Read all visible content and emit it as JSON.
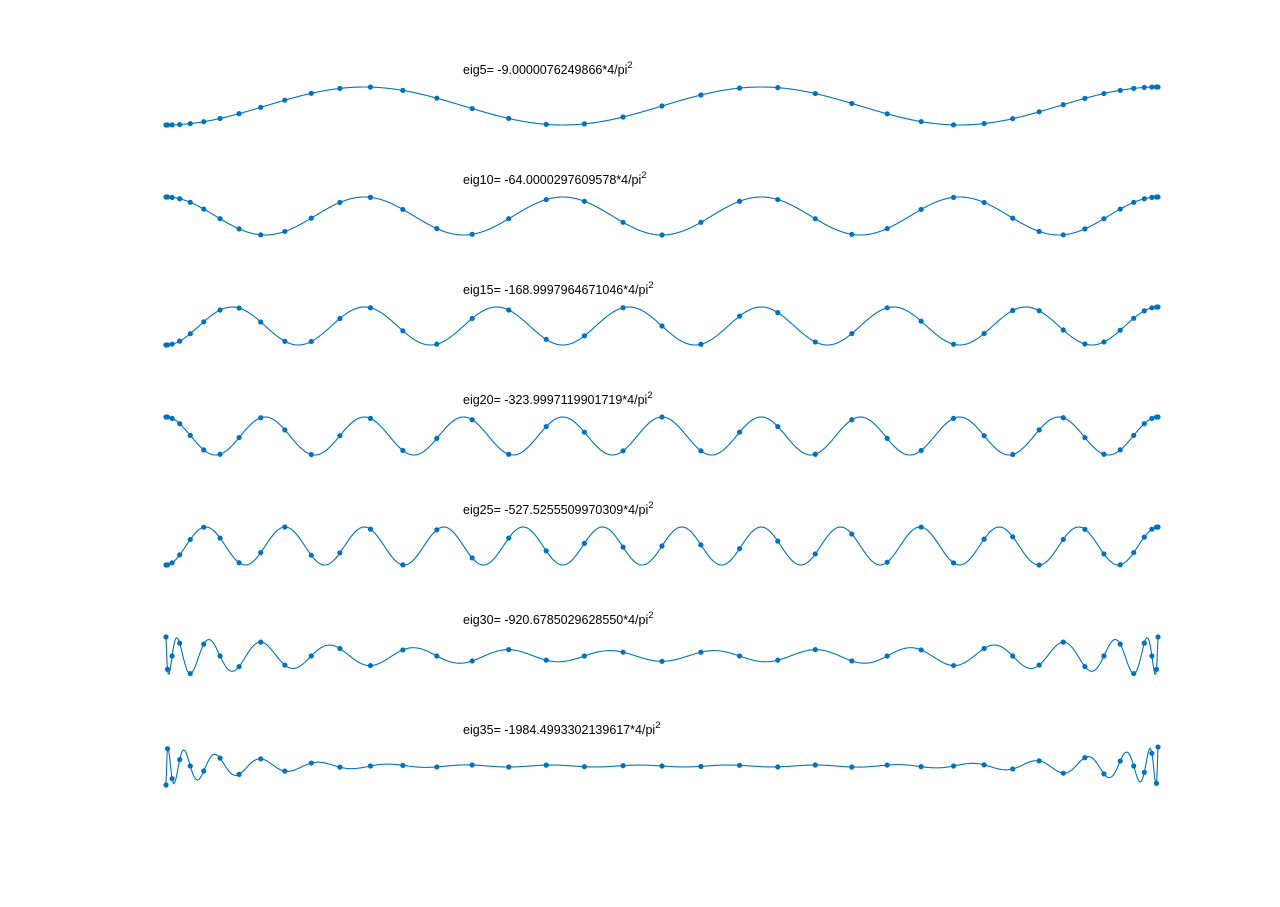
{
  "chart_data": [
    {
      "type": "line",
      "title": "eig5=   -9.0000076249866*4/pi",
      "title_superscript": "2",
      "mode_number": 5,
      "amplitude": 1.0,
      "envelope": "uniform",
      "marker_style": "filled-circle",
      "xlim": [
        -1,
        1
      ],
      "ylim": [
        -1,
        1
      ],
      "axes_visible": false,
      "grid": false
    },
    {
      "type": "line",
      "title": "eig10=   -64.0000297609578*4/pi",
      "title_superscript": "2",
      "mode_number": 10,
      "amplitude": 1.0,
      "envelope": "uniform",
      "marker_style": "filled-circle",
      "xlim": [
        -1,
        1
      ],
      "ylim": [
        -1,
        1
      ],
      "axes_visible": false,
      "grid": false
    },
    {
      "type": "line",
      "title": "eig15=  -168.9997964671046*4/pi",
      "title_superscript": "2",
      "mode_number": 15,
      "amplitude": 1.0,
      "envelope": "uniform",
      "marker_style": "filled-circle",
      "xlim": [
        -1,
        1
      ],
      "ylim": [
        -1,
        1
      ],
      "axes_visible": false,
      "grid": false
    },
    {
      "type": "line",
      "title": "eig20=  -323.9997119901719*4/pi",
      "title_superscript": "2",
      "mode_number": 20,
      "amplitude": 1.0,
      "envelope": "uniform",
      "marker_style": "filled-circle",
      "xlim": [
        -1,
        1
      ],
      "ylim": [
        -1,
        1
      ],
      "axes_visible": false,
      "grid": false
    },
    {
      "type": "line",
      "title": "eig25=  -527.5255509970309*4/pi",
      "title_superscript": "2",
      "mode_number": 25,
      "amplitude": 1.0,
      "envelope": "uniform",
      "marker_style": "filled-circle",
      "xlim": [
        -1,
        1
      ],
      "ylim": [
        -1,
        1
      ],
      "axes_visible": false,
      "grid": false
    },
    {
      "type": "line",
      "title": "eig30=  -920.6785029628550*4/pi",
      "title_superscript": "2",
      "mode_number": 30,
      "amplitude": 1.0,
      "envelope": "edge-heavy",
      "marker_style": "filled-circle",
      "xlim": [
        -1,
        1
      ],
      "ylim": [
        -1,
        1
      ],
      "axes_visible": false,
      "grid": false
    },
    {
      "type": "line",
      "title": "eig35= -1984.4993302139617*4/pi",
      "title_superscript": "2",
      "mode_number": 35,
      "amplitude": 1.0,
      "envelope": "edge-localized",
      "marker_style": "filled-circle",
      "xlim": [
        -1,
        1
      ],
      "ylim": [
        -1,
        1
      ],
      "axes_visible": false,
      "grid": false
    }
  ],
  "style": {
    "line_color": "#0072BD",
    "marker_color": "#0072BD",
    "background": "#ffffff",
    "title_color": "#000000"
  },
  "sample_points": 41
}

§

▶ _GIVEN INSTRUCTION_
Omit the pictures. Output every record above word for word.

▶ _FULL SOLUTION_
Read all visible content and emit it as JSON.
{
  "chart_data": [
    {
      "type": "line",
      "title": "eig5=   -9.0000076249866*4/pi",
      "title_superscript": "2",
      "mode_number": 5,
      "amplitude": 1.0,
      "envelope": "uniform",
      "marker_style": "filled-circle",
      "xlim": [
        -1,
        1
      ],
      "ylim": [
        -1,
        1
      ],
      "axes_visible": false,
      "grid": false
    },
    {
      "type": "line",
      "title": "eig10=   -64.0000297609578*4/pi",
      "title_superscript": "2",
      "mode_number": 10,
      "amplitude": 1.0,
      "envelope": "uniform",
      "marker_style": "filled-circle",
      "xlim": [
        -1,
        1
      ],
      "ylim": [
        -1,
        1
      ],
      "axes_visible": false,
      "grid": false
    },
    {
      "type": "line",
      "title": "eig15=  -168.9997964671046*4/pi",
      "title_superscript": "2",
      "mode_number": 15,
      "amplitude": 1.0,
      "envelope": "uniform",
      "marker_style": "filled-circle",
      "xlim": [
        -1,
        1
      ],
      "ylim": [
        -1,
        1
      ],
      "axes_visible": false,
      "grid": false
    },
    {
      "type": "line",
      "title": "eig20=  -323.9997119901719*4/pi",
      "title_superscript": "2",
      "mode_number": 20,
      "amplitude": 1.0,
      "envelope": "uniform",
      "marker_style": "filled-circle",
      "xlim": [
        -1,
        1
      ],
      "ylim": [
        -1,
        1
      ],
      "axes_visible": false,
      "grid": false
    },
    {
      "type": "line",
      "title": "eig25=  -527.5255509970309*4/pi",
      "title_superscript": "2",
      "mode_number": 25,
      "amplitude": 1.0,
      "envelope": "uniform",
      "marker_style": "filled-circle",
      "xlim": [
        -1,
        1
      ],
      "ylim": [
        -1,
        1
      ],
      "axes_visible": false,
      "grid": false
    },
    {
      "type": "line",
      "title": "eig30=  -920.6785029628550*4/pi",
      "title_superscript": "2",
      "mode_number": 30,
      "amplitude": 1.0,
      "envelope": "edge-heavy",
      "marker_style": "filled-circle",
      "xlim": [
        -1,
        1
      ],
      "ylim": [
        -1,
        1
      ],
      "axes_visible": false,
      "grid": false
    },
    {
      "type": "line",
      "title": "eig35= -1984.4993302139617*4/pi",
      "title_superscript": "2",
      "mode_number": 35,
      "amplitude": 1.0,
      "envelope": "edge-localized",
      "marker_style": "filled-circle",
      "xlim": [
        -1,
        1
      ],
      "ylim": [
        -1,
        1
      ],
      "axes_visible": false,
      "grid": false
    }
  ],
  "style": {
    "line_color": "#0072BD",
    "marker_color": "#0072BD",
    "background": "#ffffff",
    "title_color": "#000000"
  },
  "sample_points": 41
}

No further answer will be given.